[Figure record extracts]

◇ ◇ ◇

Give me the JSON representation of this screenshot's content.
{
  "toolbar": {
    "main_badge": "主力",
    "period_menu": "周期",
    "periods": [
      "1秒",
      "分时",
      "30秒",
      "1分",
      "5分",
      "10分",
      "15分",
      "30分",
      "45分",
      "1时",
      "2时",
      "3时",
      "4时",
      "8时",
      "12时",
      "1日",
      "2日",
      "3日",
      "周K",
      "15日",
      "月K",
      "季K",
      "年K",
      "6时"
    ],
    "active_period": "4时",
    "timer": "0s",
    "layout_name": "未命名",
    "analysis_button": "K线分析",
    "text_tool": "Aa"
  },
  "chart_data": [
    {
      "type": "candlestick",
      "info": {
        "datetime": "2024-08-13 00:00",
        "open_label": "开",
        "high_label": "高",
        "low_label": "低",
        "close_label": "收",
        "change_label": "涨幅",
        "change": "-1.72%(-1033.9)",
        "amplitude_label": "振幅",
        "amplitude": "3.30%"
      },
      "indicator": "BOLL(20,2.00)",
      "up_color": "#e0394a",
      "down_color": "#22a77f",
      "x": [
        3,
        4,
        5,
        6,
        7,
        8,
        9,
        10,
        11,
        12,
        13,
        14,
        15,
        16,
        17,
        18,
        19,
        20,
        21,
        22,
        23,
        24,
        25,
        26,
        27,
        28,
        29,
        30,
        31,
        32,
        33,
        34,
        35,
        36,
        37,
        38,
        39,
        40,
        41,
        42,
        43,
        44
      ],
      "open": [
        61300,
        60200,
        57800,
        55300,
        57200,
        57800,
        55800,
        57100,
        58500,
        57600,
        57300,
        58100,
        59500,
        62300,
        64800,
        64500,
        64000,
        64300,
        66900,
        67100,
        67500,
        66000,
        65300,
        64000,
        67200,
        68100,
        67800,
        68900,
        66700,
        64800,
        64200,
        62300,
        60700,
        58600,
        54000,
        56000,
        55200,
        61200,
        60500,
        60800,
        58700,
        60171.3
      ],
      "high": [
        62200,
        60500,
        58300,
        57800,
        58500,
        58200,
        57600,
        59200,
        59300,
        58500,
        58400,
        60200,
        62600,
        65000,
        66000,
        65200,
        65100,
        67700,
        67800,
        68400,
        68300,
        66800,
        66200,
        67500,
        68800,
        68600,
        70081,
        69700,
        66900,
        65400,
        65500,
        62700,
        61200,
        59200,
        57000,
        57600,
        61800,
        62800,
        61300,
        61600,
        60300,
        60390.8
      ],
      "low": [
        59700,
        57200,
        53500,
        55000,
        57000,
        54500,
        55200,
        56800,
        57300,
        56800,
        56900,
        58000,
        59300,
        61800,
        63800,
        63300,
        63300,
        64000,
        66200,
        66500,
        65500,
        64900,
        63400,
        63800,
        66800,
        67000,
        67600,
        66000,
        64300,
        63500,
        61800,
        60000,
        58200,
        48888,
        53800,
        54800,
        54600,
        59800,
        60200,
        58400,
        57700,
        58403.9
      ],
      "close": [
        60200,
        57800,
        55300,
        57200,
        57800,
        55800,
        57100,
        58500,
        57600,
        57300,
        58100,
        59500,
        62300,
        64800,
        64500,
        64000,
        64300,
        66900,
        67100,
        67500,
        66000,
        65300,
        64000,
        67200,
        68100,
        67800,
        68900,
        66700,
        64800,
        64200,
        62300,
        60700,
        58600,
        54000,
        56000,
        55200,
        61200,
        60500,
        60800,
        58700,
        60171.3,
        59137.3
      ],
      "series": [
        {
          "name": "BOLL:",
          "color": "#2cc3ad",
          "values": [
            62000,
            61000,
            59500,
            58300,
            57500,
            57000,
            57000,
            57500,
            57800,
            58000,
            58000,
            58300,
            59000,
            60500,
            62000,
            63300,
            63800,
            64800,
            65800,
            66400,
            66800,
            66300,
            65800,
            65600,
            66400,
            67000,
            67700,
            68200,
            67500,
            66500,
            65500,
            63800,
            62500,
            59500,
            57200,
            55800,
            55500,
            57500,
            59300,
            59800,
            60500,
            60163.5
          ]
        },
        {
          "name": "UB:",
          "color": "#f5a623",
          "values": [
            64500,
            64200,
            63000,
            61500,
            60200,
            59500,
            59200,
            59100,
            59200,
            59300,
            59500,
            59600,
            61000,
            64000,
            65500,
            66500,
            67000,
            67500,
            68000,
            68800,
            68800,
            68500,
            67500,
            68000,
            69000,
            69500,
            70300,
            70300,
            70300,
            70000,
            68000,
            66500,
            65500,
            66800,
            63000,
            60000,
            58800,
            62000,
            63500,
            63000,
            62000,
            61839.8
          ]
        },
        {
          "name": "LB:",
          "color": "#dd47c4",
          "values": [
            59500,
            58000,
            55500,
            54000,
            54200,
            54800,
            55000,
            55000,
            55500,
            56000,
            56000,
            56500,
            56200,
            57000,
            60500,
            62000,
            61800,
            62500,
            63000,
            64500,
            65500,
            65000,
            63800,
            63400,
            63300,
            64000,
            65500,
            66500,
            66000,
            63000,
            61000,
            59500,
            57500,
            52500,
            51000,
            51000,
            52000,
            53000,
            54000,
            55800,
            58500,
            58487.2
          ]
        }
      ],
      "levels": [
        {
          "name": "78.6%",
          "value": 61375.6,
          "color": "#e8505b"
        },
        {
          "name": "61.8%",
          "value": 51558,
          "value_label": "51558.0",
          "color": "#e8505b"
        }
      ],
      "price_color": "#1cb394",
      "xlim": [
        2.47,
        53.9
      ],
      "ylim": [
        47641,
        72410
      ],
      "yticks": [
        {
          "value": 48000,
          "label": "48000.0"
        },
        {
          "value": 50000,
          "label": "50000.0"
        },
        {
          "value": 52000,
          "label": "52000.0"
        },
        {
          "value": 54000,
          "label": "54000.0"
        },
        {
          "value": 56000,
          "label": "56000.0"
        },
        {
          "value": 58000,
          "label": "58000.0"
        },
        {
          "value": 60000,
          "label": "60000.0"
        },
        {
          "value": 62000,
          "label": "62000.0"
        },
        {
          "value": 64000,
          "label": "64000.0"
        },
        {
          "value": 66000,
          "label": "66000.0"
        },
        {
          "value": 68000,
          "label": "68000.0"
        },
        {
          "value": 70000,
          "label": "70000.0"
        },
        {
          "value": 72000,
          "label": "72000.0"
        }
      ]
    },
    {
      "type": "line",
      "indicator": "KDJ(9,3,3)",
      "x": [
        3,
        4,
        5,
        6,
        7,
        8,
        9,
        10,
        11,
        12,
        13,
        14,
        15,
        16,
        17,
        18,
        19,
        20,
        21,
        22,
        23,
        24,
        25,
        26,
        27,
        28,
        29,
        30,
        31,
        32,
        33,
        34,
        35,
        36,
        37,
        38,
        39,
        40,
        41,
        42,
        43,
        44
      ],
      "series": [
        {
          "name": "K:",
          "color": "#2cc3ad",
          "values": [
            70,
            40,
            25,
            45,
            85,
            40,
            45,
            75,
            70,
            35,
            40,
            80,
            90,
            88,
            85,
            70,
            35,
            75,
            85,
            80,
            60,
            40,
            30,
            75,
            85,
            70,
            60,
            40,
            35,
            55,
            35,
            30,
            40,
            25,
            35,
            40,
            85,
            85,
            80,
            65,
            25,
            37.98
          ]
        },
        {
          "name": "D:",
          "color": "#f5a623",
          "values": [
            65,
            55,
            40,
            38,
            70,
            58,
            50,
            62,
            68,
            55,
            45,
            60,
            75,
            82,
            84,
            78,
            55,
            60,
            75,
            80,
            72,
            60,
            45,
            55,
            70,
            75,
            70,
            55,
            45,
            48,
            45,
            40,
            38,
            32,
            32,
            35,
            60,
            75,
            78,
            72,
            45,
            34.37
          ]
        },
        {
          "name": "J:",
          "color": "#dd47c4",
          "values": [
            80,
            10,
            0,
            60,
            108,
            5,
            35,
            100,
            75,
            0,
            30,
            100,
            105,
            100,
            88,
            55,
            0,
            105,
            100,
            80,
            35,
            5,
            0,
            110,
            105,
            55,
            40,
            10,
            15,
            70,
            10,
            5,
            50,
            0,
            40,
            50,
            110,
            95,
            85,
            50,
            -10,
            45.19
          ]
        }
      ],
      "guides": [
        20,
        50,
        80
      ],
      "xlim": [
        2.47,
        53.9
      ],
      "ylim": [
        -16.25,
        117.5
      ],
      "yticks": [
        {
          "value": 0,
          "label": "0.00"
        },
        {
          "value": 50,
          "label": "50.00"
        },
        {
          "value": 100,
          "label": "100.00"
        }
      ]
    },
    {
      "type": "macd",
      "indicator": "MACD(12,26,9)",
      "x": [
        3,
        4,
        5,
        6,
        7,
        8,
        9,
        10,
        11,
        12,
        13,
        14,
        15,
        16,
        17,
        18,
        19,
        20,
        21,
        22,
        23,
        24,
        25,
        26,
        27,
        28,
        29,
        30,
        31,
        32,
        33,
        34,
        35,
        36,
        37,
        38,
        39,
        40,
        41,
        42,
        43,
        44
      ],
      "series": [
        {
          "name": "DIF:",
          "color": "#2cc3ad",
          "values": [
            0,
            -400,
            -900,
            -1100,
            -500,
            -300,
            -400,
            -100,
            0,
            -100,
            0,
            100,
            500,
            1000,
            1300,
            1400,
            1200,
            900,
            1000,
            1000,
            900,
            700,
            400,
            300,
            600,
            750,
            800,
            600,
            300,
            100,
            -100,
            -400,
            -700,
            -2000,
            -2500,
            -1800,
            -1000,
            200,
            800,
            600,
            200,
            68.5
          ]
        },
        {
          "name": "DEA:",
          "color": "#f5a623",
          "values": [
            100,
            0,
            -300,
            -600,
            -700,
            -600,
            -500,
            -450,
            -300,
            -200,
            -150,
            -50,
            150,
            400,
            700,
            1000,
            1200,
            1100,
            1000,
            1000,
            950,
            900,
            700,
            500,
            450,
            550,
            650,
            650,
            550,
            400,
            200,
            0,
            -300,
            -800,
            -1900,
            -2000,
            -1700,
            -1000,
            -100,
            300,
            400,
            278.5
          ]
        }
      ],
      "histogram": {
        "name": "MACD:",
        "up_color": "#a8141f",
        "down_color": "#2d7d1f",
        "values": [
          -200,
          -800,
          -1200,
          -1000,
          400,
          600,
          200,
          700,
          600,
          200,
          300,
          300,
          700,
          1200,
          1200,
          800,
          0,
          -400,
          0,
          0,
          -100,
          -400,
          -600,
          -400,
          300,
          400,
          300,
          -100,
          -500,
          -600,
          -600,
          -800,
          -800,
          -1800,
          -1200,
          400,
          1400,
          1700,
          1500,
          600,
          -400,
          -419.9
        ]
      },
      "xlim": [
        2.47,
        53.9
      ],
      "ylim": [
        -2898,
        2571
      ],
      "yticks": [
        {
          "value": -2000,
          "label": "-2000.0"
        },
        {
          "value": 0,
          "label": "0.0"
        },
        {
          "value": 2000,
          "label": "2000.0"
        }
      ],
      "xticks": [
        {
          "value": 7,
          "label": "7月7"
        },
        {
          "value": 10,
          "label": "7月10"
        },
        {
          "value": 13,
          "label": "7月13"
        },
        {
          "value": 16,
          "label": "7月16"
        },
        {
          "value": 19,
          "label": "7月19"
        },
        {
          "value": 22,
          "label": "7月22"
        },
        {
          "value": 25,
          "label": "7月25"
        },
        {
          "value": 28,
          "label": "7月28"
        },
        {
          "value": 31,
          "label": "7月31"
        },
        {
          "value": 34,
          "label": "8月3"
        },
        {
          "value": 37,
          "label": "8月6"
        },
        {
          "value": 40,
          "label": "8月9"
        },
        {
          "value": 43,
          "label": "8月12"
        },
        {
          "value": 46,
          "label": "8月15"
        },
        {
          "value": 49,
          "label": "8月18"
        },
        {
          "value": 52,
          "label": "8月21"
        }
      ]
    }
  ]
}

◇ ◇ ◇

**What you need to do:** Tally up the lines holding the word "indicator" in the data above, and answer with that figure only.

**Response to this exercise:** 3